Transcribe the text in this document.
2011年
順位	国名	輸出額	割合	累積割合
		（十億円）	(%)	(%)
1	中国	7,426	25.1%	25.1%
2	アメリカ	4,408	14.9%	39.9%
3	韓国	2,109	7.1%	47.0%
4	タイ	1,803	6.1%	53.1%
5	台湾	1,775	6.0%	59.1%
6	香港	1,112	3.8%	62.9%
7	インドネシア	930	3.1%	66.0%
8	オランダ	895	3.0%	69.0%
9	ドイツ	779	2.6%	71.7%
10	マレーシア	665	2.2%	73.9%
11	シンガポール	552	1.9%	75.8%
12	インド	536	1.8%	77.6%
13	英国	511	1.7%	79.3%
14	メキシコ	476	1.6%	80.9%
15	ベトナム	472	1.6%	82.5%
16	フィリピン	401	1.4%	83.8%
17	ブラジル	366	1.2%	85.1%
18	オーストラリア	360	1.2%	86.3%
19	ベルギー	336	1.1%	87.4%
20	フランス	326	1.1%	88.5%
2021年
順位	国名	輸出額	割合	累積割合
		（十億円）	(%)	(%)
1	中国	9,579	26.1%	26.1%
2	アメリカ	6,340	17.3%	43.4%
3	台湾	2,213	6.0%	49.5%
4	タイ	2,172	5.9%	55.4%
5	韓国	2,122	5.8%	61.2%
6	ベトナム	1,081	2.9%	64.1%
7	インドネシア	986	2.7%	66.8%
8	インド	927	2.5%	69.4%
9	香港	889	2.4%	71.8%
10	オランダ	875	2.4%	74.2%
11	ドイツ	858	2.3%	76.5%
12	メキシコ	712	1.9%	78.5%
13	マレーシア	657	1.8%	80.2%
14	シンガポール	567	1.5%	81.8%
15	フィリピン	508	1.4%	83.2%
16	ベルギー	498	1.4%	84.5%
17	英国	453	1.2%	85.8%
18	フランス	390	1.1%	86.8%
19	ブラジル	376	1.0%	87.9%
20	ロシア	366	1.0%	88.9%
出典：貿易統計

+++

**TO BE DONE:** Restate each entry exactly, skipping none.

**EXERCISE OUTPUT:**
Transcribe the text in this document.
2011年
順位	国名	輸出額	割合	累積割合
		（十億円）	(%)	(%)
1	中国	7,426	25.1%	25.1%
2	アメリカ	4,408	14.9%	39.9%
3	韓国	2,109	7.1%	47.0%
4	タイ	1,803	6.1%	53.1%
5	台湾	1,775	6.0%	59.1%
6	香港	1,112	3.8%	62.9%
7	インドネシア	930	3.1%	66.0%
8	オランダ	895	3.0%	69.0%
9	ドイツ	779	2.6%	71.7%
10	マレーシア	665	2.2%	73.9%
11	シンガポール	552	1.9%	75.8%
12	インド	536	1.8%	77.6%
13	英国	511	1.7%	79.3%
14	メキシコ	476	1.6%	80.9%
15	ベトナム	472	1.6%	82.5%
16	フィリピン	401	1.4%	83.8%
17	ブラジル	366	1.2%	85.1%
18	オーストラリア	360	1.2%	86.3%
19	ベルギー	336	1.1%	87.4%
20	フランス	326	1.1%	88.5%
2021年
順位	国名	輸出額	割合	累積割合
		（十億円）	(%)	(%)
1	中国	9,579	26.1%	26.1%
2	アメリカ	6,340	17.3%	43.4%
3	台湾	2,213	6.0%	49.5%
4	タイ	2,172	5.9%	55.4%
5	韓国	2,122	5.8%	61.2%
6	ベトナム	1,081	2.9%	64.1%
7	インドネシア	986	2.7%	66.8%
8	インド	927	2.5%	69.4%
9	香港	889	2.4%	71.8%
10	オランダ	875	2.4%	74.2%
11	ドイツ	858	2.3%	76.5%
12	メキシコ	712	1.9%	78.5%
13	マレーシア	657	1.8%	80.2%
14	シンガポール	567	1.5%	81.8%
15	フィリピン	508	1.4%	83.2%
16	ベルギー	498	1.4%	84.5%
17	英国	453	1.2%	85.8%
18	フランス	390	1.1%	86.8%
19	ブラジル	376	1.0%	87.9%
20	ロシア	366	1.0%	88.9%
出典：貿易統計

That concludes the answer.